* What is asked: Repeat each entry as written, dropping any picture you find.

_ _ _ _

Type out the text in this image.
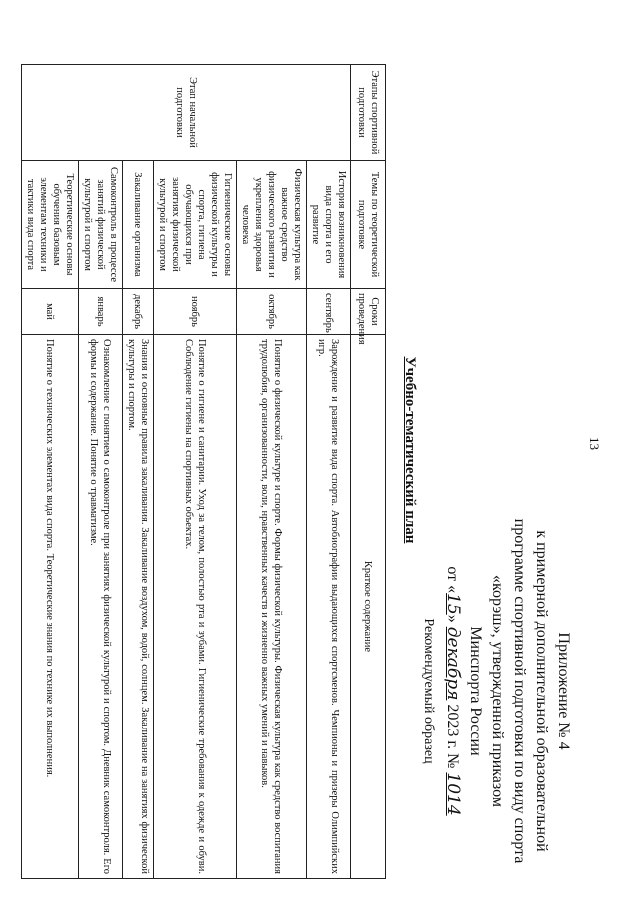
13
Приложение № 4
к примерной дополнительной образовательной
программе спортивной подготовки по виду спорта
«корэш», утвержденной приказом
Минспорта России
от «15» декабря 2023 г. № 1014
Рекомендуемый образец
Учебно-тематический план
Этапы спортивной подготовки	Темы по теоретической подготовке	Сроки проведения	Краткое содержание
Этап начальной подготовки	История возникновения вида спорта и его развитие	сентябрь	Зарождение и развитие вида спорта. Автобиографии выдающихся спортсменов. Чемпионы и призеры Олимпийских игр.
	Физическая культура как важное средство физического развития и укрепления здоровья человека	октябрь	Понятие о физической культуре и спорте. Формы физической культуры. Физическая культура как средство воспитания трудолюбия, организованности, воли, нравственных качеств и жизненно важных умений и навыков.
	Гигиенические основы физической культуры и спорта, гигиена обучающихся при занятиях физической культурой и спортом	ноябрь	Понятие о гигиене и санитарии. Уход за телом, полостью рта и зубами. Гигиенические требования к одежде и обуви. Соблюдение гигиены на спортивных объектах.
	Закаливание организма	декабрь	Знания и основные правила закаливания. Закаливание воздухом, водой, солнцем. Закаливание на занятиях физической культуры и спортом.
	Самоконтроль в процессе занятий физической культурой и спортом	январь	Ознакомление с понятием о самоконтроле при занятиях физической культурой и спортом. Дневник самоконтроля. Его формы и содержание. Понятие о травматизме.
	Теоретические основы обучения базовым элементам техники и тактики вида спорта	май	Понятие о технических элементах вида спорта. Теоретические знания по технике их выполнения.
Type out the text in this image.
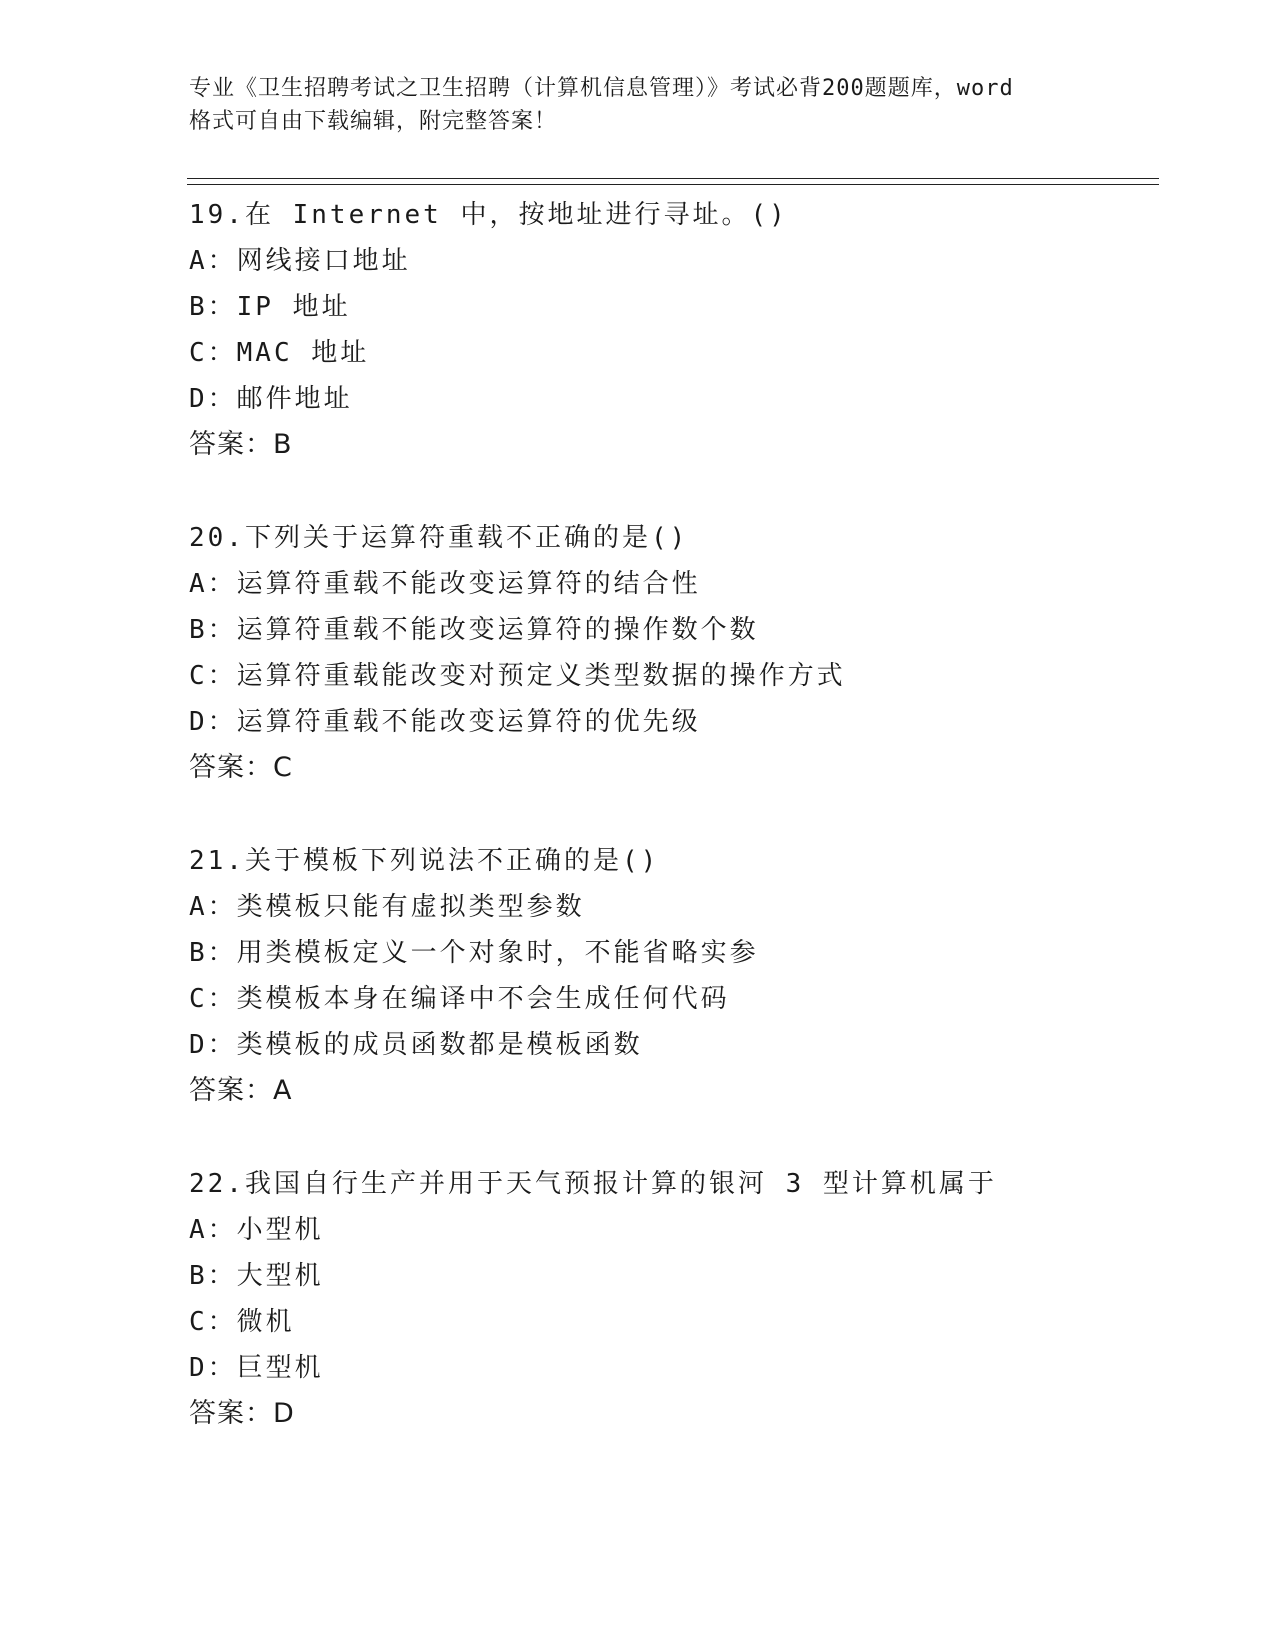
专业《卫生招聘考试之卫生招聘（计算机信息管理）》考试必背200题题库，word
格式可自由下载编辑，附完整答案！
19.在 Internet 中，按地址进行寻址。()
A：网线接口地址
B：IP 地址
C：MAC 地址
D：邮件地址
答案：B
20.下列关于运算符重载不正确的是()
A：运算符重载不能改变运算符的结合性
B：运算符重载不能改变运算符的操作数个数
C：运算符重载能改变对预定义类型数据的操作方式
D：运算符重载不能改变运算符的优先级
答案：C
21.关于模板下列说法不正确的是()
A：类模板只能有虚拟类型参数
B：用类模板定义一个对象时，不能省略实参
C：类模板本身在编译中不会生成任何代码
D：类模板的成员函数都是模板函数
答案：A
22.我国自行生产并用于天气预报计算的银河 3 型计算机属于
A：小型机
B：大型机
C：微机
D：巨型机
答案：D
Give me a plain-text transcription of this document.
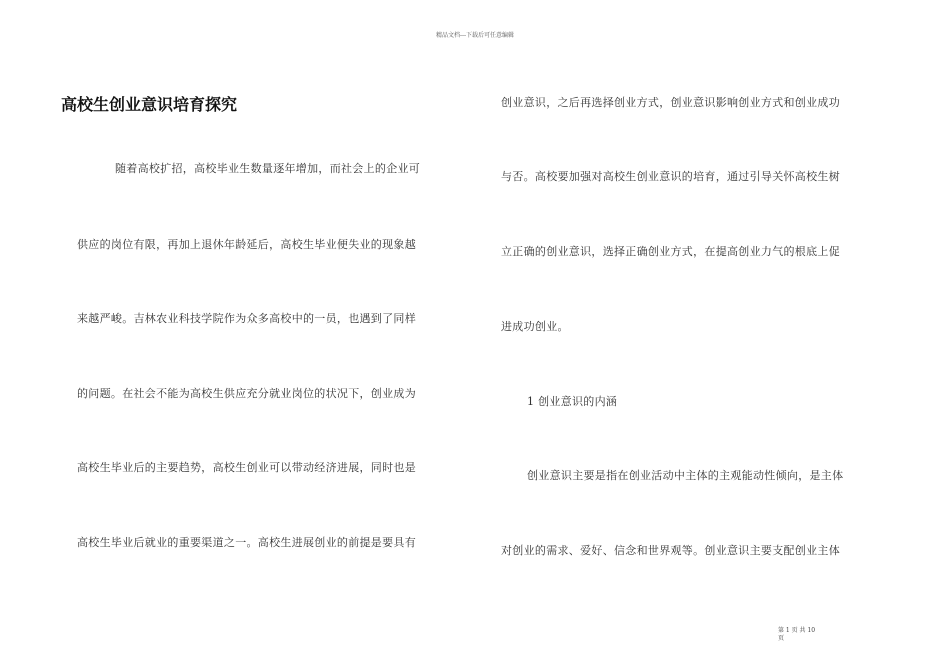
精品文档---下载后可任意编辑
高校生创业意识培育探究
随着高校扩招，高校毕业生数量逐年增加，而社会上的企业可
供应的岗位有限，再加上退休年龄延后，高校生毕业便失业的现象越
来越严峻。吉林农业科技学院作为众多高校中的一员，也遇到了同样
的问题。在社会不能为高校生供应充分就业岗位的状况下，创业成为
高校生毕业后的主要趋势，高校生创业可以带动经济进展，同时也是
高校生毕业后就业的重要渠道之一。高校生进展创业的前提是要具有
创业意识，之后再选择创业方式，创业意识影响创业方式和创业成功
与否。高校要加强对高校生创业意识的培育，通过引导关怀高校生树
立正确的创业意识，选择正确创业方式，在提高创业力气的根底上促
进成功创业。
1 创业意识的内涵
创业意识主要是指在创业活动中主体的主观能动性倾向，是主体
对创业的需求、爱好、信念和世界观等。创业意识主要支配创业主体
第 1 页 共 10
页
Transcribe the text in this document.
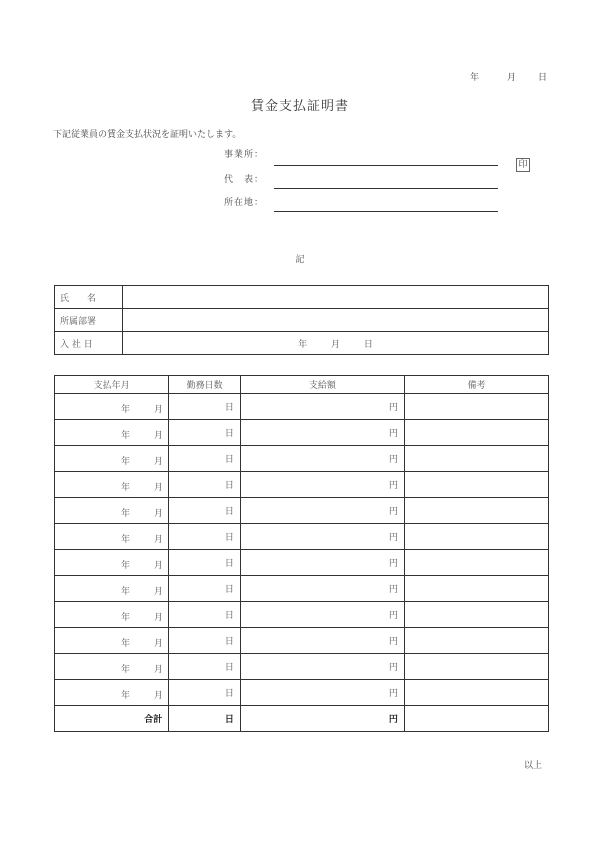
年	月 日
賃金支払証明書
下記従業員の賃金支払状況を証明いたします。
事業所：
代　表：
所在地：
印
記
氏　　名	
所属部署	
入 社 日	年 月 日
支払年月	勤務日数	支給額	備考

年 月	日	円	

年 月	日	円	

年 月	日	円	

年 月	日	円	

年 月	日	円	

年 月	日	円	

年 月	日	円	

年 月	日	円	

年 月	日	円	

年 月	日	円	

年 月	日	円	

年 月	日	円	
合計	日	円	
以上
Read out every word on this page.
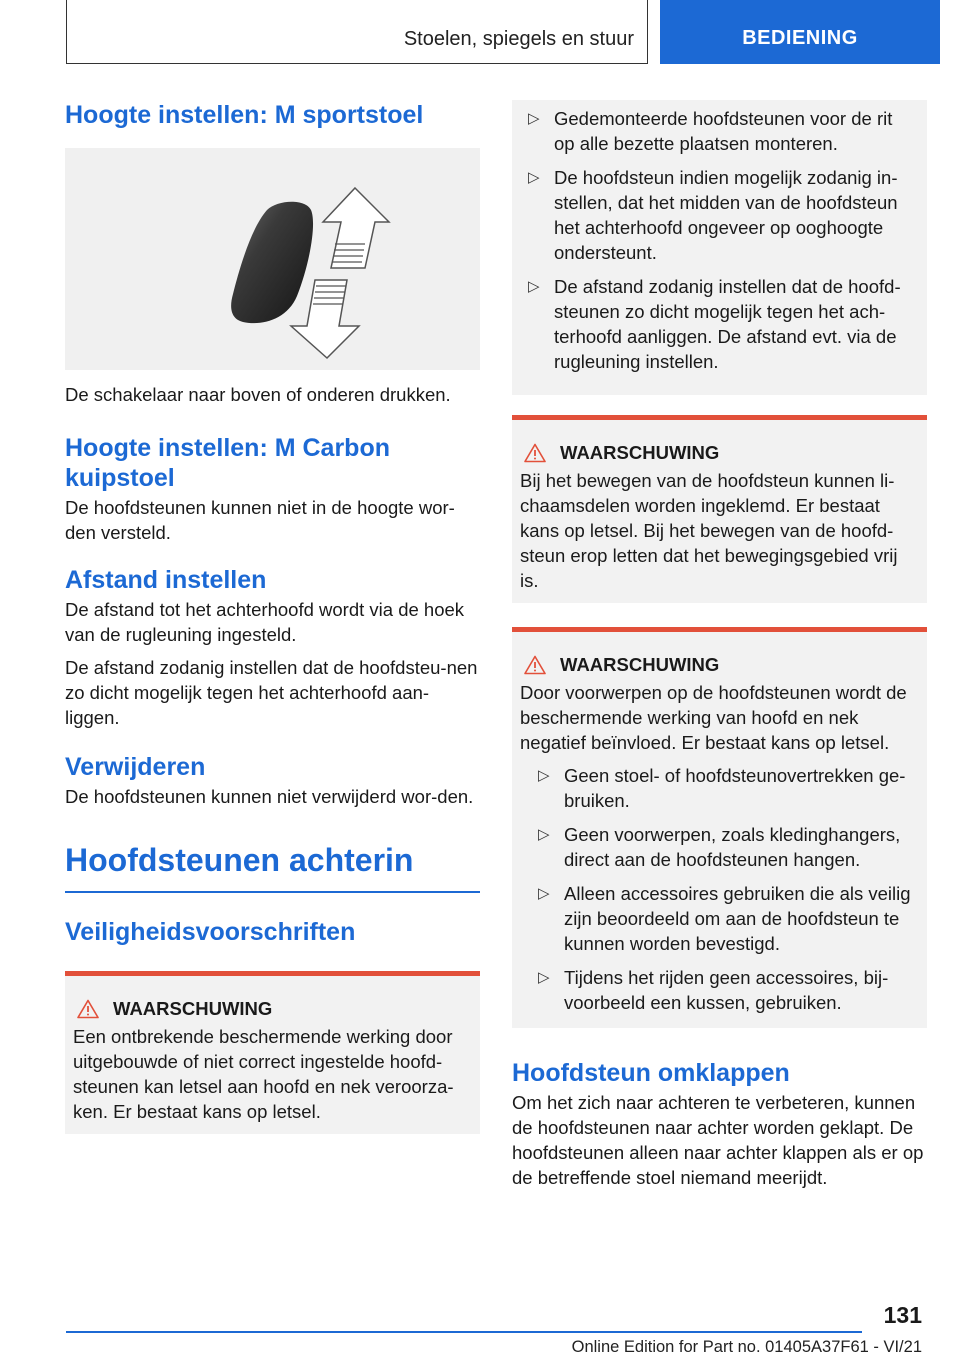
Stoelen, spiegels en stuur	BEDIENING
Hoogte instellen: M sportstoel

De schakelaar naar boven of onderen drukken.

Hoogte instellen: M Carbon kuipstoel

De hoofdsteunen kunnen niet in de hoogte wor-den versteld.

Afstand instellen

De afstand tot het achterhoofd wordt via de hoek van de rugleuning ingesteld.

De afstand zodanig instellen dat de hoofdsteu-nen zo dicht mogelijk tegen het achterhoofd aan-liggen.

Verwijderen

De hoofdsteunen kunnen niet verwijderd wor-den.

Hoofdsteunen achterin
Veiligheidsvoorschriften
WAARSCHUWING

Een ontbrekende beschermende werking door uitgebouwde of niet correct ingestelde hoofd-steunen kan letsel aan hoofd en nek veroorza-ken. Er bestaat kans op letsel.

▷ Gedemonteerde hoofdsteunen voor de rit op alle bezette plaatsen monteren.
▷ De hoofdsteun indien mogelijk zodanig in-stellen, dat het midden van de hoofdsteun het achterhoofd ongeveer op ooghoogte ondersteunt.
▷ De afstand zodanig instellen dat de hoofd-steunen zo dicht mogelijk tegen het ach-terhoofd aanliggen. De afstand evt. via de rugleuning instellen.
WAARSCHUWING

Bij het bewegen van de hoofdsteun kunnen li-chaamsdelen worden ingeklemd. Er bestaat kans op letsel. Bij het bewegen van de hoofd-steun erop letten dat het bewegingsgebied vrij is.

WAARSCHUWING

Door voorwerpen op de hoofdsteunen wordt de beschermende werking van hoofd en nek negatief beïnvloed. Er bestaat kans op letsel.

▷ Geen stoel- of hoofdsteunovertrekken ge-bruiken.
▷ Geen voorwerpen, zoals kledinghangers, direct aan de hoofdsteunen hangen.
▷ Alleen accessoires gebruiken die als veilig zijn beoordeeld om aan de hoofdsteun te kunnen worden bevestigd.
▷ Tijdens het rijden geen accessoires, bij-voorbeeld een kussen, gebruiken.
Hoofdsteun omklappen

Om het zich naar achteren te verbeteren, kunnen de hoofdsteunen naar achter worden geklapt. De hoofdsteunen alleen naar achter klappen als er op de betreffende stoel niemand meerijdt.

131
Online Edition for Part no. 01405A37F61 - VI/21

_ _ _ _

* Final result:
Type out the text in this image.
13
Приложение № 4
к примерной дополнительной образовательной
программе спортивной подготовки по виду спорта
«корэш», утвержденной приказом
Минспорта России
от «15» декабря 2023 г. № 1014
Рекомендуемый образец
Учебно-тематический план
Этапы спортивной подготовки	Темы по теоретической подготовке	Сроки проведения	Краткое содержание
Этап начальной подготовки	История возникновения вида спорта и его развитие	сентябрь	Зарождение и развитие вида спорта. Автобиографии выдающихся спортсменов. Чемпионы и призеры Олимпийских игр.
	Физическая культура как важное средство физического развития и укрепления здоровья человека	октябрь	Понятие о физической культуре и спорте. Формы физической культуры. Физическая культура как средство воспитания трудолюбия, организованности, воли, нравственных качеств и жизненно важных умений и навыков.
	Гигиенические основы физической культуры и спорта, гигиена обучающихся при занятиях физической культурой и спортом	ноябрь	Понятие о гигиене и санитарии. Уход за телом, полостью рта и зубами. Гигиенические требования к одежде и обуви. Соблюдение гигиены на спортивных объектах.
	Закаливание организма	декабрь	Знания и основные правила закаливания. Закаливание воздухом, водой, солнцем. Закаливание на занятиях физической культуры и спортом.
	Самоконтроль в процессе занятий физической культурой и спортом	январь	Ознакомление с понятием о самоконтроле при занятиях физической культурой и спортом. Дневник самоконтроля. Его формы и содержание. Понятие о травматизме.
	Теоретические основы обучения базовым элементам техники и тактики вида спорта	май	Понятие о технических элементах вида спорта. Теоретические знания по технике их выполнения.
Type out the text in this image.
专业《卫生招聘考试之卫生招聘（计算机信息管理）》考试必背200题题库，word
格式可自由下载编辑，附完整答案！
19.在 Internet 中，按地址进行寻址。()
A：网线接口地址
B：IP 地址
C：MAC 地址
D：邮件地址
答案：B
20.下列关于运算符重载不正确的是()
A：运算符重载不能改变运算符的结合性
B：运算符重载不能改变运算符的操作数个数
C：运算符重载能改变对预定义类型数据的操作方式
D：运算符重载不能改变运算符的优先级
答案：C
21.关于模板下列说法不正确的是()
A：类模板只能有虚拟类型参数
B：用类模板定义一个对象时，不能省略实参
C：类模板本身在编译中不会生成任何代码
D：类模板的成员函数都是模板函数
答案：A
22.我国自行生产并用于天气预报计算的银河 3 型计算机属于
A：小型机
B：大型机
C：微机
D：巨型机
答案：D
Give me a plain-text transcription of this document.
精品文档---下载后可任意编辑
高校生创业意识培育探究
随着高校扩招，高校毕业生数量逐年增加，而社会上的企业可
供应的岗位有限，再加上退休年龄延后，高校生毕业便失业的现象越
来越严峻。吉林农业科技学院作为众多高校中的一员，也遇到了同样
的问题。在社会不能为高校生供应充分就业岗位的状况下，创业成为
高校生毕业后的主要趋势，高校生创业可以带动经济进展，同时也是
高校生毕业后就业的重要渠道之一。高校生进展创业的前提是要具有
创业意识，之后再选择创业方式，创业意识影响创业方式和创业成功
与否。高校要加强对高校生创业意识的培育，通过引导关怀高校生树
立正确的创业意识，选择正确创业方式，在提高创业力气的根底上促
进成功创业。
1 创业意识的内涵
创业意识主要是指在创业活动中主体的主观能动性倾向，是主体
对创业的需求、爱好、信念和世界观等。创业意识主要支配创业主体
第 1 页 共 10
页
Transcribe the text in this document.
年	月 日
賃金支払証明書
下記従業員の賃金支払状況を証明いたします。
事業所：
代　表：
所在地：
印
記
氏　　名	
所属部署	
入 社 日	年 月 日
支払年月	勤務日数	支給額	備考

年 月	日	円	

年 月	日	円	

年 月	日	円	

年 月	日	円	

年 月	日	円	

年 月	日	円	

年 月	日	円	

年 月	日	円	

年 月	日	円	

年 月	日	円	

年 月	日	円	

年 月	日	円	
合計	日	円	
以上
Read out every word on this page.
Stoelen, spiegels en stuur	BEDIENING
Hoogte instellen: M sportstoel

De schakelaar naar boven of onderen drukken.

Hoogte instellen: M Carbon kuipstoel

De hoofdsteunen kunnen niet in de hoogte wor-den versteld.

Afstand instellen

De afstand tot het achterhoofd wordt via de hoek van de rugleuning ingesteld.

De afstand zodanig instellen dat de hoofdsteu-nen zo dicht mogelijk tegen het achterhoofd aan-liggen.

Verwijderen

De hoofdsteunen kunnen niet verwijderd wor-den.

Hoofdsteunen achterin
Veiligheidsvoorschriften
WAARSCHUWING

Een ontbrekende beschermende werking door uitgebouwde of niet correct ingestelde hoofd-steunen kan letsel aan hoofd en nek veroorza-ken. Er bestaat kans op letsel.

▷ Gedemonteerde hoofdsteunen voor de rit op alle bezette plaatsen monteren.
▷ De hoofdsteun indien mogelijk zodanig in-stellen, dat het midden van de hoofdsteun het achterhoofd ongeveer op ooghoogte ondersteunt.
▷ De afstand zodanig instellen dat de hoofd-steunen zo dicht mogelijk tegen het ach-terhoofd aanliggen. De afstand evt. via de rugleuning instellen.
WAARSCHUWING

Bij het bewegen van de hoofdsteun kunnen li-chaamsdelen worden ingeklemd. Er bestaat kans op letsel. Bij het bewegen van de hoofd-steun erop letten dat het bewegingsgebied vrij is.

WAARSCHUWING

Door voorwerpen op de hoofdsteunen wordt de beschermende werking van hoofd en nek negatief beïnvloed. Er bestaat kans op letsel.

▷ Geen stoel- of hoofdsteunovertrekken ge-bruiken.
▷ Geen voorwerpen, zoals kledinghangers, direct aan de hoofdsteunen hangen.
▷ Alleen accessoires gebruiken die als veilig zijn beoordeeld om aan de hoofdsteun te kunnen worden bevestigd.
▷ Tijdens het rijden geen accessoires, bij-voorbeeld een kussen, gebruiken.
Hoofdsteun omklappen

Om het zich naar achteren te verbeteren, kunnen de hoofdsteunen naar achter worden geklapt. De hoofdsteunen alleen naar achter klappen als er op de betreffende stoel niemand meerijdt.

131
Online Edition for Part no. 01405A37F61 - VI/21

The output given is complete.